[TASK] Reproduce every record exactly as it appears, but not the pictures.

BEGIN AVAILABLE RECORDS

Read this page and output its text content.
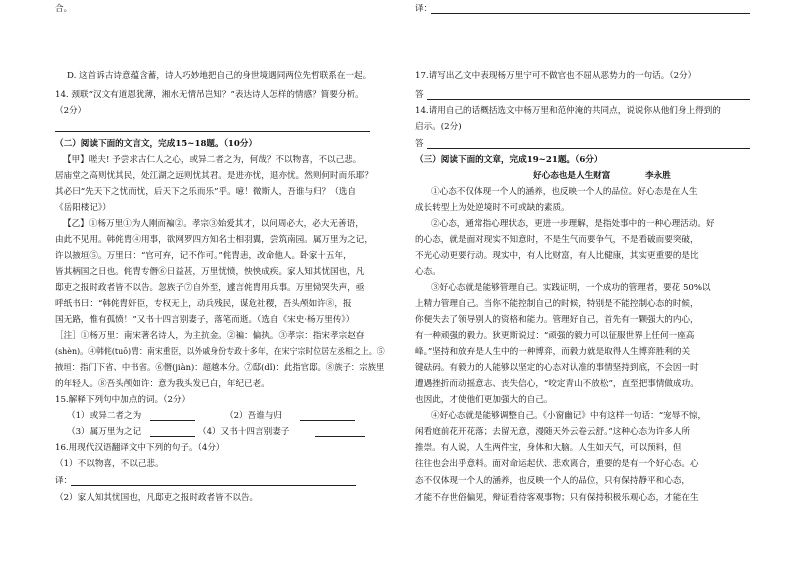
合。
D. 这首诉古诗意蕴含蓄，诗人巧妙地把自己的身世境遇同两位先哲联系在一起。
14. 颈联“汉文有道恩犹薄，湘水无情吊岂知？”表达诗人怎样的情感？简要分析。
（2分）
（二）阅读下面的文言文，完成15~18题。（10分）
【甲】嗟夫! 予尝求古仁人之心，或异二者之为，何哉？不以物喜，不以己悲。
居庙堂之高则忧其民，处江湖之远则忧其君。是进亦忧，退亦忧。然则何时而乐耶？
其必曰“先天下之忧而忧，后天下之乐而乐”乎。噫！微斯人，吾谁与归？（选自
《岳阳楼记》）
【乙】①杨万里①为人刚而褊②。孝宗③始爱其才，以问周必大，必大无善语，
由此不见用。韩侂胄④用事，欲网罗四方知名士相羽翼，尝筑南园。属万里为之记，
许以掖垣⑤。万里曰：“官可弃，记不作可。”侂胄恚，改命他人。卧家十五年，
皆其柄国之日也。侂胄专僭⑥日益甚，万里忧愤，怏怏成疾。家人知其忧国也，凡
邸吏之报时政者皆不以告。忽族子⑦自外至，遽言侂胄用兵事。万里恸哭失声，亟
呼纸书曰：“韩侂胄奸臣，专权无上，动兵残民，谋危社稷，吾头颅如许⑧，报
国无路，惟有孤愤！”又书十四言别妻子，落笔而逝。（选自《宋史·杨万里传》）
［注］①杨万里：南宋著名诗人，为主抗金。②褊：偏执。③孝宗：指宋孝宗赵昚
(shèn)。④韩侂(tuō)胄：南宋重臣，以外戚身份专政十多年，在宋宁宗时位居左丞相之上。⑤
掖垣：指门下省、中书省。⑥僭(jiàn)：超越本分。⑦邸(dǐ)：此指官邸。⑧族子：宗族里
的年轻人。⑧吾头颅如许：意为我头发已白，年纪已老。
15.解释下列句中加点的词。（2分）
（1）或异二者之为	（2）吾谁与归
（3）属万里为之记	（4）又书十四言别妻子
16.用现代汉语翻译文中下列的句子。（4分）
（1）不以物喜，不以己悲。
译：
（2）家人知其忧国也，凡邸吏之报时政者皆不以告。
译：
17.请写出乙文中表现杨万里宁可不做官也不屈从恶势力的一句话。（2分）
答
14.请用自己的话概括选文中杨万里和范仲淹的共同点，说说你从他们身上得到的
启示。(2分)
答
（三）阅读下面的文章，完成19~21题。（6分）
好心态也是人生财富	李永胜
①心态不仅体现一个人的涵养，也反映一个人的品位。好心态是在人生
成长转型上为处逆境时不可或缺的素质。
②心态，通常指心理状态，更进一步理解，是指处事中的一种心理活动。好
的心态，就是面对现实不知意时，不是生气而要争气，不是看破而要突破，
不光心动更要行动。现实中，有人比财富，有人比健康，其实更重要的是比
心态。
③好心态就是能够管理自己。实践证明，一个成功的管理者，要花 50%以
上精力管理自己。当你不能控制自己的时候，特别是不能控制心态的时候，
你便失去了领导别人的资格和能力。管理好自己，首先有一颗强大的内心，
有一种顽强的毅力。狄更斯说过：“顽强的毅力可以征服世界上任何一座高
峰。”坚持和放弃是人生中的一种博弈，而毅力就是取得人生博弈胜利的关
键砝码。有毅力的人能够以坚定的心态对认准的事情坚持到底，不会因一时
遭遇挫折而动摇意志、丧失信心，“咬定青山不放松”，直至把事情做成功。
也因此，才使他们更加强大的自己。
④好心态就是能够调整自己。《小窗幽记》中有这样一句话：“宠辱不惊，
闲看庭前花开花落；去留无意，漫随天外云卷云舒。”这种心态为许多人所
推崇。有人说，人生两件宝，身体和大脑。人生如天气，可以预料，但
往往也会出乎意料。面对命运起伏、悲欢离合，重要的是有一个好心态。心
态不仅体现一个人的涵养，也反映一个人的品位，只有保持静平和心态，
才能不存世俗偏见，辩证看待客观事物；只有保持积极乐观心态，才能在生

END AVAILABLE RECORDS

[WRITTEN SOLUTION]
Read this page and output its text content.
合。
D. 这首诉古诗意蕴含蓄，诗人巧妙地把自己的身世境遇同两位先哲联系在一起。
14. 颈联“汉文有道恩犹薄，湘水无情吊岂知？”表达诗人怎样的情感？简要分析。
（2分）
（二）阅读下面的文言文，完成15~18题。（10分）
【甲】嗟夫! 予尝求古仁人之心，或异二者之为，何哉？不以物喜，不以己悲。
居庙堂之高则忧其民，处江湖之远则忧其君。是进亦忧，退亦忧。然则何时而乐耶？
其必曰“先天下之忧而忧，后天下之乐而乐”乎。噫！微斯人，吾谁与归？（选自
《岳阳楼记》）
【乙】①杨万里①为人刚而褊②。孝宗③始爱其才，以问周必大，必大无善语，
由此不见用。韩侂胄④用事，欲网罗四方知名士相羽翼，尝筑南园。属万里为之记，
许以掖垣⑤。万里曰：“官可弃，记不作可。”侂胄恚，改命他人。卧家十五年，
皆其柄国之日也。侂胄专僭⑥日益甚，万里忧愤，怏怏成疾。家人知其忧国也，凡
邸吏之报时政者皆不以告。忽族子⑦自外至，遽言侂胄用兵事。万里恸哭失声，亟
呼纸书曰：“韩侂胄奸臣，专权无上，动兵残民，谋危社稷，吾头颅如许⑧，报
国无路，惟有孤愤！”又书十四言别妻子，落笔而逝。（选自《宋史·杨万里传》）
［注］①杨万里：南宋著名诗人，为主抗金。②褊：偏执。③孝宗：指宋孝宗赵昚
(shèn)。④韩侂(tuō)胄：南宋重臣，以外戚身份专政十多年，在宋宁宗时位居左丞相之上。⑤
掖垣：指门下省、中书省。⑥僭(jiàn)：超越本分。⑦邸(dǐ)：此指官邸。⑧族子：宗族里
的年轻人。⑧吾头颅如许：意为我头发已白，年纪已老。
15.解释下列句中加点的词。（2分）
（1）或异二者之为	（2）吾谁与归
（3）属万里为之记	（4）又书十四言别妻子
16.用现代汉语翻译文中下列的句子。（4分）
（1）不以物喜，不以己悲。
译：
（2）家人知其忧国也，凡邸吏之报时政者皆不以告。
译：
17.请写出乙文中表现杨万里宁可不做官也不屈从恶势力的一句话。（2分）
答
14.请用自己的话概括选文中杨万里和范仲淹的共同点，说说你从他们身上得到的
启示。(2分)
答
（三）阅读下面的文章，完成19~21题。（6分）
好心态也是人生财富	李永胜
①心态不仅体现一个人的涵养，也反映一个人的品位。好心态是在人生
成长转型上为处逆境时不可或缺的素质。
②心态，通常指心理状态，更进一步理解，是指处事中的一种心理活动。好
的心态，就是面对现实不知意时，不是生气而要争气，不是看破而要突破，
不光心动更要行动。现实中，有人比财富，有人比健康，其实更重要的是比
心态。
③好心态就是能够管理自己。实践证明，一个成功的管理者，要花 50%以
上精力管理自己。当你不能控制自己的时候，特别是不能控制心态的时候，
你便失去了领导别人的资格和能力。管理好自己，首先有一颗强大的内心，
有一种顽强的毅力。狄更斯说过：“顽强的毅力可以征服世界上任何一座高
峰。”坚持和放弃是人生中的一种博弈，而毅力就是取得人生博弈胜利的关
键砝码。有毅力的人能够以坚定的心态对认准的事情坚持到底，不会因一时
遭遇挫折而动摇意志、丧失信心，“咬定青山不放松”，直至把事情做成功。
也因此，才使他们更加强大的自己。
④好心态就是能够调整自己。《小窗幽记》中有这样一句话：“宠辱不惊，
闲看庭前花开花落；去留无意，漫随天外云卷云舒。”这种心态为许多人所
推崇。有人说，人生两件宝，身体和大脑。人生如天气，可以预料，但
往往也会出乎意料。面对命运起伏、悲欢离合，重要的是有一个好心态。心
态不仅体现一个人的涵养，也反映一个人的品位，只有保持静平和心态，
才能不存世俗偏见，辩证看待客观事物；只有保持积极乐观心态，才能在生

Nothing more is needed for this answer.